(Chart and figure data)

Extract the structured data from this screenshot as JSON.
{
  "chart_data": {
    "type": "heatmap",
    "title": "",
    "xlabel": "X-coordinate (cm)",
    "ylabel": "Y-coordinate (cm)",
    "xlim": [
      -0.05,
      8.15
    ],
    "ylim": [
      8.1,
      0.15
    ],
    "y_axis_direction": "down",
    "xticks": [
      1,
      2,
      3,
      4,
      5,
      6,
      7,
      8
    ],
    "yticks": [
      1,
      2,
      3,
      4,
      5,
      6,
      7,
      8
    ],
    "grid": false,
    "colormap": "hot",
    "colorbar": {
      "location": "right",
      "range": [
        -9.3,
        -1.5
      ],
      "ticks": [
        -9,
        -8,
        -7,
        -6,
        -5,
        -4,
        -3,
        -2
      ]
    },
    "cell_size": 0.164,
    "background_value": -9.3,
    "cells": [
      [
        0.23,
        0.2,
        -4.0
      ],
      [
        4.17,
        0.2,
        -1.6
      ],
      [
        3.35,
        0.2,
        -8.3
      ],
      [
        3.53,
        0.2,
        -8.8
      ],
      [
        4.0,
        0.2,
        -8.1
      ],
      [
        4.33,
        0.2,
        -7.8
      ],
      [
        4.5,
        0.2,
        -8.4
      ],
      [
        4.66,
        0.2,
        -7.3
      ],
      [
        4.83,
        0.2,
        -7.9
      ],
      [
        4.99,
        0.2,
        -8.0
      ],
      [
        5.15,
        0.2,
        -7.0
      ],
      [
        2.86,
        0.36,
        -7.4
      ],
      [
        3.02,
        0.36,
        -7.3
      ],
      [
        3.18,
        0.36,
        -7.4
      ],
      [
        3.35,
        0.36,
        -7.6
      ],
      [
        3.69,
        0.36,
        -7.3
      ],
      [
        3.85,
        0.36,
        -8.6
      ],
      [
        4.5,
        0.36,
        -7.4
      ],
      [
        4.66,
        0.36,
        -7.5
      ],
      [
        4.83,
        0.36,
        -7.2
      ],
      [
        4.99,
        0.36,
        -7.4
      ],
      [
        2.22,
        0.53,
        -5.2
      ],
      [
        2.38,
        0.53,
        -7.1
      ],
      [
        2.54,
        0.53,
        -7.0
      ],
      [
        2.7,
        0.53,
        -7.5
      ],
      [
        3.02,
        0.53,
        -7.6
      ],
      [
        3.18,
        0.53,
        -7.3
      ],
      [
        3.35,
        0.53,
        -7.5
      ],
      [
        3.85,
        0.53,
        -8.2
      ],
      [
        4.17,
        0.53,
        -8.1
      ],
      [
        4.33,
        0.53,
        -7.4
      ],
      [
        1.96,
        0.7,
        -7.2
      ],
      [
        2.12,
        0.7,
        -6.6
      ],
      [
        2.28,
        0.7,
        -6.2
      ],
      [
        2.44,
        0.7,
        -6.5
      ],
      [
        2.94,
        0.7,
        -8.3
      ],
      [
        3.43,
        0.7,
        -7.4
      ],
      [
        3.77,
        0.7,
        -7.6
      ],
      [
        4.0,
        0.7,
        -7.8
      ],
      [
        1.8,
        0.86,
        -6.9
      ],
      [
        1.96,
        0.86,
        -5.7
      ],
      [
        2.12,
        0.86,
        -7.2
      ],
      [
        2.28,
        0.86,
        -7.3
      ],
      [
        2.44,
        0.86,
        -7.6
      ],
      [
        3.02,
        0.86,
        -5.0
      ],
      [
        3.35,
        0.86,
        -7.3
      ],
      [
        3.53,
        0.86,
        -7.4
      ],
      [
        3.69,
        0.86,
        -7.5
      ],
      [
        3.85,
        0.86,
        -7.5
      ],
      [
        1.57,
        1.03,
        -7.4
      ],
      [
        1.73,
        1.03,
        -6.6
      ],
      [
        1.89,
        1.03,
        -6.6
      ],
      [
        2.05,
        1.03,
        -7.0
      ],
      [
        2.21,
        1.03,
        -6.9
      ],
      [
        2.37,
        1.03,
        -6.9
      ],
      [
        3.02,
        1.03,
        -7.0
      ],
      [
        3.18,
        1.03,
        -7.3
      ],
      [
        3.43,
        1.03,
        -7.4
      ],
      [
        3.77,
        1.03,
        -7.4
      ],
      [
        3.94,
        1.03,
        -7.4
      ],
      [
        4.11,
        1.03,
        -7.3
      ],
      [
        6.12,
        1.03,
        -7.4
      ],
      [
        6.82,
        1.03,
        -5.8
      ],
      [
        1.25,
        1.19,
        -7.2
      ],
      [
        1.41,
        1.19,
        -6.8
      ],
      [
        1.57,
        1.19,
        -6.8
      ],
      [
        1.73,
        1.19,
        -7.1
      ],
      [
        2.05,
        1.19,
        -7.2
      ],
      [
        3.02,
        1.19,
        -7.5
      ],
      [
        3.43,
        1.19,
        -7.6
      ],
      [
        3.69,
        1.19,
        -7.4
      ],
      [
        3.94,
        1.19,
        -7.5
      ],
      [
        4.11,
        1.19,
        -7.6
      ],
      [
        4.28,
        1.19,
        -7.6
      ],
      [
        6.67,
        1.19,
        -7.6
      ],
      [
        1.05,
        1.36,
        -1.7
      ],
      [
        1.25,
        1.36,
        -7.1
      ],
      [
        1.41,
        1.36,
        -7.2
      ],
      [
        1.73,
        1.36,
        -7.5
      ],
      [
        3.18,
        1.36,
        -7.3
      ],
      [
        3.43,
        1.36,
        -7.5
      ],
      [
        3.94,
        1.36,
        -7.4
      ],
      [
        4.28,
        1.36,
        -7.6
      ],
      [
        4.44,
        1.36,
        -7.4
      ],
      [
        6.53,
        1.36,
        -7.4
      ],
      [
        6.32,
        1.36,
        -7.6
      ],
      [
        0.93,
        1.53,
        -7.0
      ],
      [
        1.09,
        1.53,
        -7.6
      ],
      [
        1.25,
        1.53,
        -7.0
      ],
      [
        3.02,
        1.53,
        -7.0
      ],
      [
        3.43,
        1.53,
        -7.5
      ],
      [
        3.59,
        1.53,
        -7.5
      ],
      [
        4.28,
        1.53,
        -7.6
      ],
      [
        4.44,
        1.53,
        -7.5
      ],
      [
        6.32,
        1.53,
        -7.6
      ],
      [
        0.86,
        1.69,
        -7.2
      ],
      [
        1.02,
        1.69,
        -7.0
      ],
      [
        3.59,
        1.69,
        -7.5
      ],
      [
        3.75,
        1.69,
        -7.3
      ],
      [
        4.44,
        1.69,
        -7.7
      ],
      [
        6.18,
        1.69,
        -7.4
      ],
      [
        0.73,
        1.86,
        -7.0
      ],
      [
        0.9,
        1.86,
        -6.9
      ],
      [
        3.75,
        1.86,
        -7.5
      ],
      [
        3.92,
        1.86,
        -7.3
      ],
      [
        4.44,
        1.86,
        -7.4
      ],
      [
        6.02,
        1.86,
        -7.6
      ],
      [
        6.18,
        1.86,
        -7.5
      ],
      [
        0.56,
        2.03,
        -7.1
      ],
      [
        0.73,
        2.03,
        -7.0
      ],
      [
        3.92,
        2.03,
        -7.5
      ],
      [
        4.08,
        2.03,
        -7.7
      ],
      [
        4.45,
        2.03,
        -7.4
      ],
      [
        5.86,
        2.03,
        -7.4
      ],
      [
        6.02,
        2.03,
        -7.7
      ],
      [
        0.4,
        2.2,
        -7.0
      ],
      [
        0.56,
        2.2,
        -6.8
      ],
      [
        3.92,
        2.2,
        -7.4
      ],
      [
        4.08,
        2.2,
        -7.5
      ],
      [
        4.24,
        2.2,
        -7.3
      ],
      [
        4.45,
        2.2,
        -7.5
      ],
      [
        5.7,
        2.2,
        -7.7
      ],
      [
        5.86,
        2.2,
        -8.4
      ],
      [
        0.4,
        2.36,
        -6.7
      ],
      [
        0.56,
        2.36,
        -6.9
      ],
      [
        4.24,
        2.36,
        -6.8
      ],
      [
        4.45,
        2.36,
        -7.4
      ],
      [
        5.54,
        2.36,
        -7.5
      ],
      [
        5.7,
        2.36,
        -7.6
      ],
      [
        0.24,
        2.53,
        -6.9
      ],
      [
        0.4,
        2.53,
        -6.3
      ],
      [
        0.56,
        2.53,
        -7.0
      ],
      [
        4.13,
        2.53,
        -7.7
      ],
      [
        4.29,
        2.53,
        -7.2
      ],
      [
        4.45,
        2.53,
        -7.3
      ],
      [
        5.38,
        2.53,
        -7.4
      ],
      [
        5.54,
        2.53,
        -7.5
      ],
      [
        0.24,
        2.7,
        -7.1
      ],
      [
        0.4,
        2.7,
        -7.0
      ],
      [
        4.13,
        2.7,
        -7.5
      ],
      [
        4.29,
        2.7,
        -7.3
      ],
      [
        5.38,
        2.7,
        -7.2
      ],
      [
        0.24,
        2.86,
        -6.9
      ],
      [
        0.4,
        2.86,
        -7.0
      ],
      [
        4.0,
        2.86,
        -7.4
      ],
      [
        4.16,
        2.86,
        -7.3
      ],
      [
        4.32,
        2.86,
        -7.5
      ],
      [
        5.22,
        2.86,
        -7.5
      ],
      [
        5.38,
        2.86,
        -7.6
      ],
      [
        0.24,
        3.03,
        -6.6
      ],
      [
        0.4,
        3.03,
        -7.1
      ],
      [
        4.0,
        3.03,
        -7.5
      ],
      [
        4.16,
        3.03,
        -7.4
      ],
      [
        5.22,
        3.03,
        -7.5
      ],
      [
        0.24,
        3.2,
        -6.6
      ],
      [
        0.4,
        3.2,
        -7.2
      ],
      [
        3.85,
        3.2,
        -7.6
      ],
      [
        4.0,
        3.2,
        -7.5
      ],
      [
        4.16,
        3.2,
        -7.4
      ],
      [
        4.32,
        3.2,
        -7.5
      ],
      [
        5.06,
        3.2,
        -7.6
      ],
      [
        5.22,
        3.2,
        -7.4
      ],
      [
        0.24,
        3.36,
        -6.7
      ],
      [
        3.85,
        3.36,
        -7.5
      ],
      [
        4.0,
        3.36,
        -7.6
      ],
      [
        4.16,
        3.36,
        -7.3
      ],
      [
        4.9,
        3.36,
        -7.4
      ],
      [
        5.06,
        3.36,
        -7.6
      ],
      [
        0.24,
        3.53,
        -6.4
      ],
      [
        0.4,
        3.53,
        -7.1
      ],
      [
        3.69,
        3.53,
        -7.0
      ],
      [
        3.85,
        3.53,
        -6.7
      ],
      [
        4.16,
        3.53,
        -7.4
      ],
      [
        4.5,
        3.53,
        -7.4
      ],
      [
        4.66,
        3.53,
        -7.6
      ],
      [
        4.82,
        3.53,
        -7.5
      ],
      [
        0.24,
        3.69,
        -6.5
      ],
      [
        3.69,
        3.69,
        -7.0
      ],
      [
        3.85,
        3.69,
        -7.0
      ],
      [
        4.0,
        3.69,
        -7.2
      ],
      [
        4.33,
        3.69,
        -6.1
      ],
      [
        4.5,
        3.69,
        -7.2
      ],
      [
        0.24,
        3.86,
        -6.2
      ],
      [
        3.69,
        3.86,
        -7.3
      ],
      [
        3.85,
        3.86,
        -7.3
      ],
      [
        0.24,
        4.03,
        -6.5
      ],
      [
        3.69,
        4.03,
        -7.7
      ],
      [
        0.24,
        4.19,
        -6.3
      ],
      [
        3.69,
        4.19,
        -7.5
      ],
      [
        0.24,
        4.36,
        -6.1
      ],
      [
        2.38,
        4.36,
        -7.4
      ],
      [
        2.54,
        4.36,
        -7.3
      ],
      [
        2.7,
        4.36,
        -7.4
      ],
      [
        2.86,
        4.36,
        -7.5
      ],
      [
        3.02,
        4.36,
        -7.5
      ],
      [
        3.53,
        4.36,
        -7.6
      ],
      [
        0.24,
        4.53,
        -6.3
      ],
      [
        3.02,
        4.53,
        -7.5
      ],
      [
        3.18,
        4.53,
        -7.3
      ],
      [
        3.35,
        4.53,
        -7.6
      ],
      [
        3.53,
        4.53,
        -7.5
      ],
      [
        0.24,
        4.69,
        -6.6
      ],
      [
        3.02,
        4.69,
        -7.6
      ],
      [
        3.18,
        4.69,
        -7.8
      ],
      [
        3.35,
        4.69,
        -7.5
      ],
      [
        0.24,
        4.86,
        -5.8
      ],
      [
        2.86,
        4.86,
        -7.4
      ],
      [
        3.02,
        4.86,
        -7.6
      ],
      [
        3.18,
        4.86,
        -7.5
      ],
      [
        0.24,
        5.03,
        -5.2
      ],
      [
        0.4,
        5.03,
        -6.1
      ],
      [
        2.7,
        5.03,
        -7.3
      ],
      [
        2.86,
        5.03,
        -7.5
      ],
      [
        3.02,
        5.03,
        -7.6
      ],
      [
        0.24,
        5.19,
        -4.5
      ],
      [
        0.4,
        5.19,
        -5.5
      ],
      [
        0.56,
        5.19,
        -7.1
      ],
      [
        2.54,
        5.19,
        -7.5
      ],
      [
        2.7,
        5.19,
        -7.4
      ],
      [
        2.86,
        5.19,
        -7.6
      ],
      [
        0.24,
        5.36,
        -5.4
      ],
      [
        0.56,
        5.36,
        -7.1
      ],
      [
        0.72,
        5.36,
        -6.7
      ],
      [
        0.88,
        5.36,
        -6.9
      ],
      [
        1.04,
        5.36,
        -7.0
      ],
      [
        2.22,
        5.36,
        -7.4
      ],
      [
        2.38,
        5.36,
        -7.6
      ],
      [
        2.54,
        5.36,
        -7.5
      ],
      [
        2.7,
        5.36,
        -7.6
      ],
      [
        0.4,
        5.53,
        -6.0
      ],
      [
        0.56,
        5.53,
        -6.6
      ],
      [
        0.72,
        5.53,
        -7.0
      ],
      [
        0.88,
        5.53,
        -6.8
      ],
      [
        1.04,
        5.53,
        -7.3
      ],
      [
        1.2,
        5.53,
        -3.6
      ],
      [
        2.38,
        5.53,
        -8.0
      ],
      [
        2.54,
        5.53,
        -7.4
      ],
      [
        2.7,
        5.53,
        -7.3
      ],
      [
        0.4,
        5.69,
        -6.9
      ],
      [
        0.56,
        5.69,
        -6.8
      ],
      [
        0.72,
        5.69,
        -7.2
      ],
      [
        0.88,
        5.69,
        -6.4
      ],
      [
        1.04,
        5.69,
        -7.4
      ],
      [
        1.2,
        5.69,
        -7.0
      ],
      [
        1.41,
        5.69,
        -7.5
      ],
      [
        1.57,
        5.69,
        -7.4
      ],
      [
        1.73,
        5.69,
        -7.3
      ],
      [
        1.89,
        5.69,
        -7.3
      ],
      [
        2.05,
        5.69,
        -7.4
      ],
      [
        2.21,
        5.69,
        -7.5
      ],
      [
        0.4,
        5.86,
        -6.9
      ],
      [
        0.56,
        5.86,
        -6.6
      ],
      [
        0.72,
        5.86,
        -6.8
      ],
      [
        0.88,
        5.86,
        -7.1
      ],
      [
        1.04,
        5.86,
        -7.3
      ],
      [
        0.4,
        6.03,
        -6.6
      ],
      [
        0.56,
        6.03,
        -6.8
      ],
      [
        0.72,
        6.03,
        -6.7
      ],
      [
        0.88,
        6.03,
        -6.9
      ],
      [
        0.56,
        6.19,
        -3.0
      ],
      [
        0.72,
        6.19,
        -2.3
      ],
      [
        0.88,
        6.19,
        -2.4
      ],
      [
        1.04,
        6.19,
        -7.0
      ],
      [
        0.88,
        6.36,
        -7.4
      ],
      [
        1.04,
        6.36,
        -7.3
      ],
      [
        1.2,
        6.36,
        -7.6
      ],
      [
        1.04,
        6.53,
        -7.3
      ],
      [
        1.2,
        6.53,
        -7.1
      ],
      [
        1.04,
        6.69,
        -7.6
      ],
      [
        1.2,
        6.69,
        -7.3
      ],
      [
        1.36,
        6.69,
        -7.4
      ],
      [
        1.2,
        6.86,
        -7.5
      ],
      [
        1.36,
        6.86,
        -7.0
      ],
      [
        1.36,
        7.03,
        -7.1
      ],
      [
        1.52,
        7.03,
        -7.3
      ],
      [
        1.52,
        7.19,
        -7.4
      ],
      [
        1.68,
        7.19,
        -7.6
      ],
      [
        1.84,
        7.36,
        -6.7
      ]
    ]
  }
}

» **WHAT YOU NEED TO DO**
Look through the entries and return every line where "coordinate" appears.

» **ANSWER TO THIS EXERCISE**
    "xlabel": "X-coordinate (cm)",
    "ylabel": "Y-coordinate (cm)",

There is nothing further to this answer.